Data entries -
--- Begin ---

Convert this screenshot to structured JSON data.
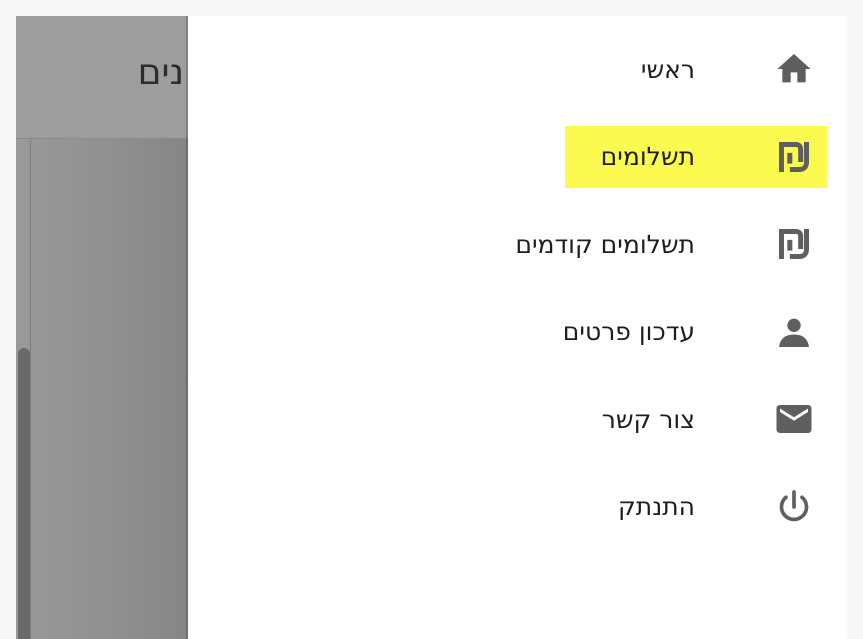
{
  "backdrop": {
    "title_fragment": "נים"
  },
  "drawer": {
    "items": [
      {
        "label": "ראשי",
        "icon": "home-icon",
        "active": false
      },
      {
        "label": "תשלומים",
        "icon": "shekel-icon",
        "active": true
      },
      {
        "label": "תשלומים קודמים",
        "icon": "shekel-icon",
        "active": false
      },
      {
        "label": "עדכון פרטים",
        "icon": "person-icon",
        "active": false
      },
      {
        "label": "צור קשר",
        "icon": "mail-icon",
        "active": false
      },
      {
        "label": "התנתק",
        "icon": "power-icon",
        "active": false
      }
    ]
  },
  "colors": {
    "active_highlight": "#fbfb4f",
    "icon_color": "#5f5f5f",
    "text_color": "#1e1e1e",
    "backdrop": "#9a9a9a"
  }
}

--- End ---

Make an exact copy of every entry above, minus the images.

The solution -
Convert this screenshot to structured JSON data.
{
  "backdrop": {
    "title_fragment": "נים"
  },
  "drawer": {
    "items": [
      {
        "label": "ראשי",
        "icon": "home-icon",
        "active": false
      },
      {
        "label": "תשלומים",
        "icon": "shekel-icon",
        "active": true
      },
      {
        "label": "תשלומים קודמים",
        "icon": "shekel-icon",
        "active": false
      },
      {
        "label": "עדכון פרטים",
        "icon": "person-icon",
        "active": false
      },
      {
        "label": "צור קשר",
        "icon": "mail-icon",
        "active": false
      },
      {
        "label": "התנתק",
        "icon": "power-icon",
        "active": false
      }
    ]
  },
  "colors": {
    "active_highlight": "#fbfb4f",
    "icon_color": "#5f5f5f",
    "text_color": "#1e1e1e",
    "backdrop": "#9a9a9a"
  }
}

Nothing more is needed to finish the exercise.